▶ Data items
__________________________________________________
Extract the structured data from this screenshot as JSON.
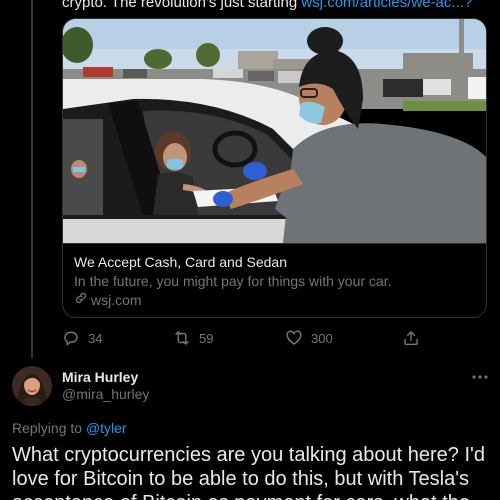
{
  "tweet": {
    "truncated_text": "crypto. The revolution's just starting ",
    "link_text": "wsj.com/articles/we-ac...?",
    "card": {
      "title": "We Accept Cash, Card and Sedan",
      "description": "In the future, you might pay for things with your car.",
      "domain": "wsj.com",
      "image_icon": "photo-person-paying-from-car-window"
    },
    "actions": {
      "reply_count": "34",
      "retweet_count": "59",
      "like_count": "300",
      "reply_icon": "reply-icon",
      "retweet_icon": "retweet-icon",
      "like_icon": "heart-icon",
      "share_icon": "share-icon"
    }
  },
  "reply": {
    "display_name": "Mira Hurley",
    "handle": "@mira_hurley",
    "replying_prefix": "Replying to ",
    "replying_to": "@tyler",
    "body_line1": "What cryptocurrencies are you talking about here? I'd",
    "body_line2": "love for Bitcoin to be able to do this, but with Tesla's",
    "body_line3": "acceptance of Bitcoin as payment for cars, what the"
  },
  "colors": {
    "background": "#000000",
    "text": "#e7e9ea",
    "muted": "#71767b",
    "accent": "#1d9bf0",
    "border": "#2f3336"
  }
}
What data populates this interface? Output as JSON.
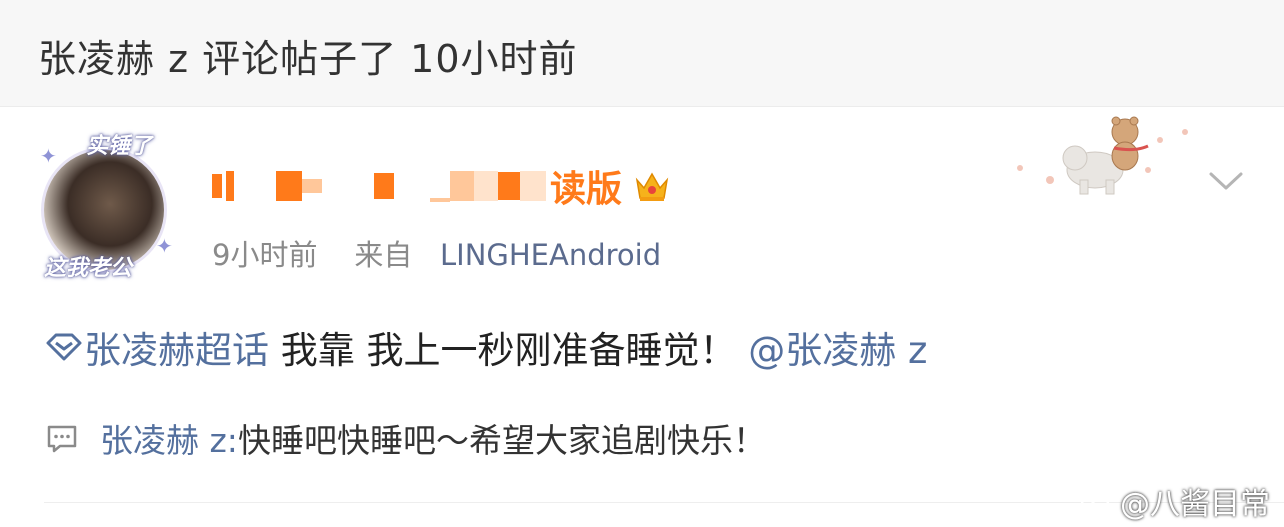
{
  "header": {
    "text": "张凌赫 z 评论帖子了 10小时前"
  },
  "avatar": {
    "tag_top": "实锤了",
    "tag_bottom": "这我老公"
  },
  "post": {
    "username_visible_suffix": "读版",
    "time": "9小时前",
    "source_prefix": "来自",
    "source": "LINGHEAndroid",
    "topic": "张凌赫超话",
    "body": "我靠 我上一秒刚准备睡觉！",
    "mention": "@张凌赫 z"
  },
  "comment": {
    "author": "张凌赫 z:",
    "text": " 快睡吧快睡吧～希望大家追剧快乐！"
  },
  "watermark": {
    "text": "@八酱目常"
  },
  "icons": {
    "topic": "super-topic-diamond-icon",
    "crown": "crown-badge-icon",
    "chevron": "chevron-down-icon",
    "comment": "comment-bubble-icon",
    "weibo": "weibo-logo-icon"
  },
  "colors": {
    "link": "#54709e",
    "username": "#ff7a1a",
    "meta": "#8a8a8a"
  }
}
__________________________________________________
▶ To do
Can you repeat every record above exactly, apart from the pictures?

▶ Solution for this task
Extract the structured data from this screenshot as JSON.
{
  "tweet": {
    "truncated_text": "crypto. The revolution's just starting ",
    "link_text": "wsj.com/articles/we-ac...?",
    "card": {
      "title": "We Accept Cash, Card and Sedan",
      "description": "In the future, you might pay for things with your car.",
      "domain": "wsj.com",
      "image_icon": "photo-person-paying-from-car-window"
    },
    "actions": {
      "reply_count": "34",
      "retweet_count": "59",
      "like_count": "300",
      "reply_icon": "reply-icon",
      "retweet_icon": "retweet-icon",
      "like_icon": "heart-icon",
      "share_icon": "share-icon"
    }
  },
  "reply": {
    "display_name": "Mira Hurley",
    "handle": "@mira_hurley",
    "replying_prefix": "Replying to ",
    "replying_to": "@tyler",
    "body_line1": "What cryptocurrencies are you talking about here? I'd",
    "body_line2": "love for Bitcoin to be able to do this, but with Tesla's",
    "body_line3": "acceptance of Bitcoin as payment for cars, what the"
  },
  "colors": {
    "background": "#000000",
    "text": "#e7e9ea",
    "muted": "#71767b",
    "accent": "#1d9bf0",
    "border": "#2f3336"
  }
}
What data populates this interface? Output as JSON.
{
  "header": {
    "text": "张凌赫 z 评论帖子了 10小时前"
  },
  "avatar": {
    "tag_top": "实锤了",
    "tag_bottom": "这我老公"
  },
  "post": {
    "username_visible_suffix": "读版",
    "time": "9小时前",
    "source_prefix": "来自",
    "source": "LINGHEAndroid",
    "topic": "张凌赫超话",
    "body": "我靠 我上一秒刚准备睡觉！",
    "mention": "@张凌赫 z"
  },
  "comment": {
    "author": "张凌赫 z:",
    "text": " 快睡吧快睡吧～希望大家追剧快乐！"
  },
  "watermark": {
    "text": "@八酱目常"
  },
  "icons": {
    "topic": "super-topic-diamond-icon",
    "crown": "crown-badge-icon",
    "chevron": "chevron-down-icon",
    "comment": "comment-bubble-icon",
    "weibo": "weibo-logo-icon"
  },
  "colors": {
    "link": "#54709e",
    "username": "#ff7a1a",
    "meta": "#8a8a8a"
  }
}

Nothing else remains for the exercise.